--- begin Input rows ---

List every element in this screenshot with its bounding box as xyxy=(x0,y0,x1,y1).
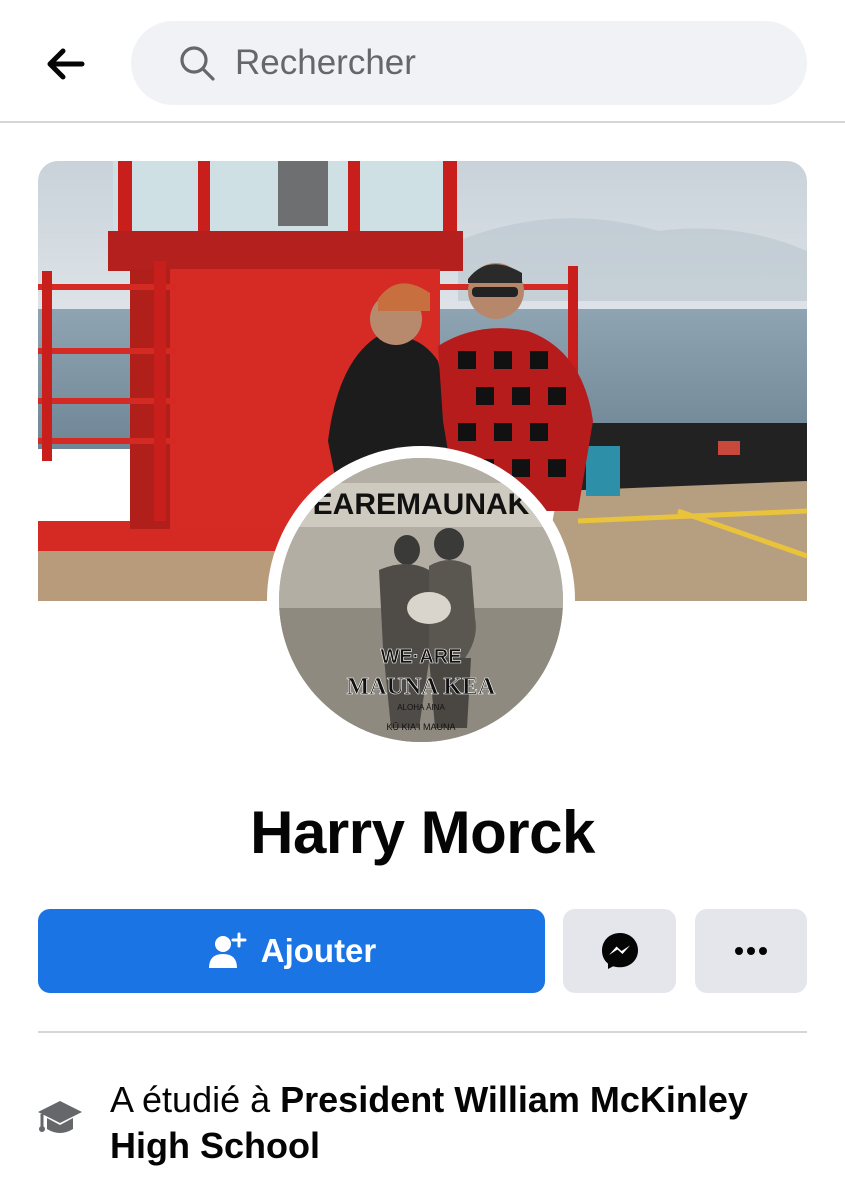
search-input[interactable] xyxy=(235,43,775,83)
profile-picture[interactable]: EAREMAUNAK WE·ARE MAUNA KEA ALOHA ĀINA K… xyxy=(267,446,575,754)
education-info: A étudié à President William McKinley Hi… xyxy=(110,1077,810,1169)
avatar-we-are-text: WE·ARE xyxy=(380,646,461,668)
back-button[interactable] xyxy=(40,40,92,88)
arrow-left-icon xyxy=(47,48,85,80)
top-bar xyxy=(0,0,845,123)
avatar-mauna-kea-text: MAUNA KEA xyxy=(347,674,496,700)
add-friend-label: Ajouter xyxy=(260,932,377,969)
messenger-icon xyxy=(601,933,638,969)
avatar-ko-kiai-text: KŪ KIAʻI MAUNA xyxy=(386,722,455,732)
add-friend-icon xyxy=(208,932,247,968)
avatar-aloha-text: ALOHA ĀINA xyxy=(397,703,445,712)
education-prefix: A étudié à xyxy=(110,1079,281,1120)
more-options-button[interactable] xyxy=(695,909,807,993)
section-divider xyxy=(38,1031,807,1033)
profile-name: Harry Morck xyxy=(250,799,595,866)
more-dots-icon xyxy=(735,947,767,955)
avatar-banner-text: EAREMAUNAK xyxy=(313,488,530,521)
search-bar[interactable] xyxy=(131,21,807,105)
add-friend-button[interactable]: Ajouter xyxy=(38,909,545,993)
graduation-cap-icon xyxy=(36,1095,84,1143)
search-icon xyxy=(177,43,217,83)
message-button[interactable] xyxy=(563,909,676,993)
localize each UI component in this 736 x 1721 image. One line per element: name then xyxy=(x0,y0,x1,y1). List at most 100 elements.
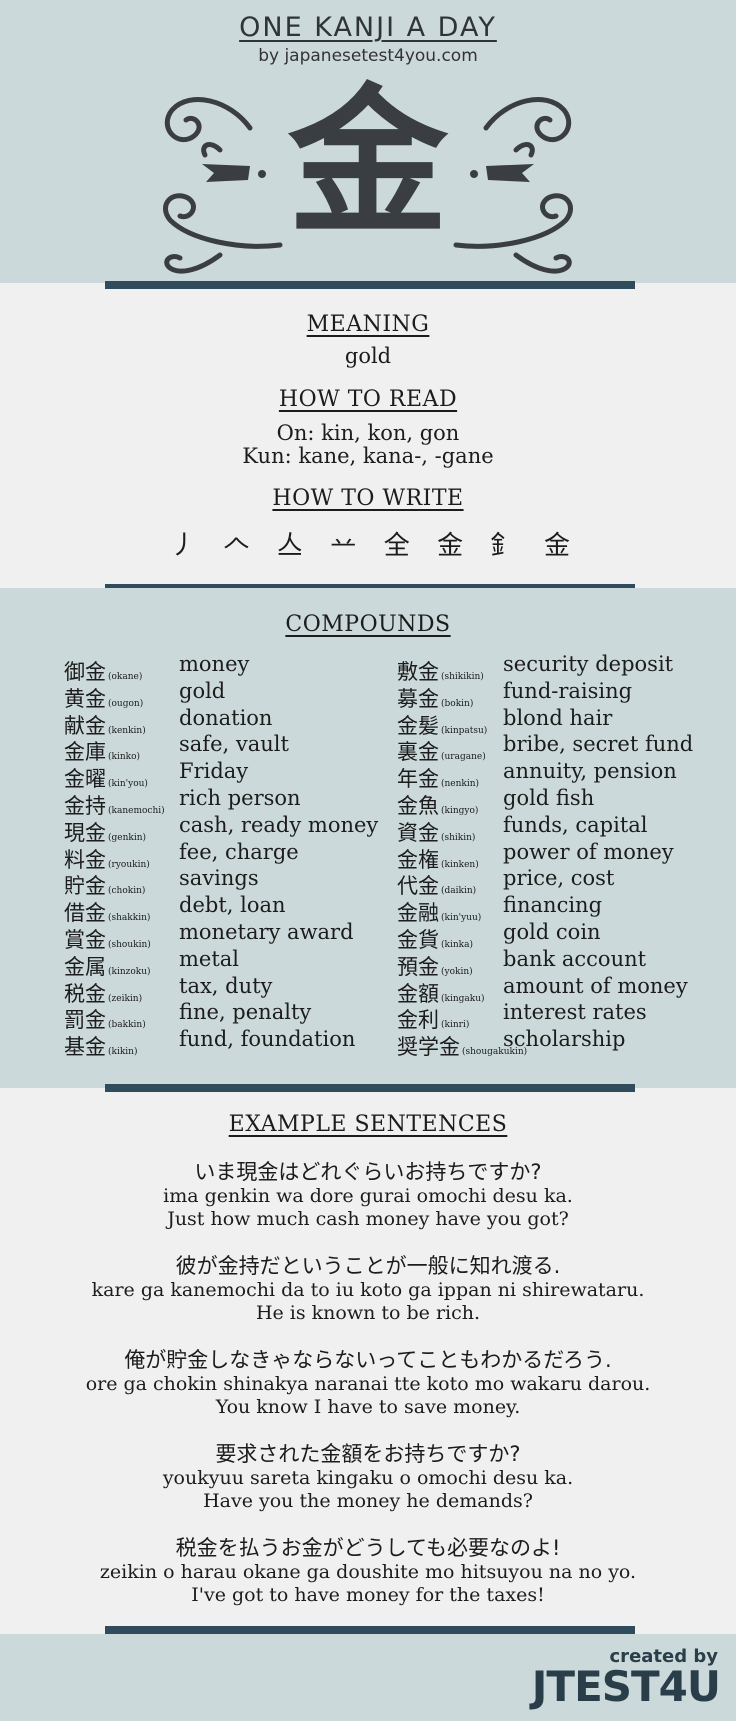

--- end Input rows ---

Exercise description:
Reproduce the items word for word, from their first line through the line that contains "avatar-mauna-kea-text: MAUNA KEA", including that line. Leave the pictures out.

Problem solution:
List every element in this screenshot with its bounding box as xyxy=(x0,y0,x1,y1).
search-input[interactable] xyxy=(235,43,775,83)
profile-picture[interactable]: EAREMAUNAK WE·ARE MAUNA KEA ALOHA ĀINA K… xyxy=(267,446,575,754)
education-info: A étudié à President William McKinley Hi… xyxy=(110,1077,810,1169)
avatar-we-are-text: WE·ARE xyxy=(380,646,461,668)
back-button[interactable] xyxy=(40,40,92,88)
arrow-left-icon xyxy=(47,48,85,80)
top-bar xyxy=(0,0,845,123)
avatar-mauna-kea-text: MAUNA KEA xyxy=(347,674,496,700)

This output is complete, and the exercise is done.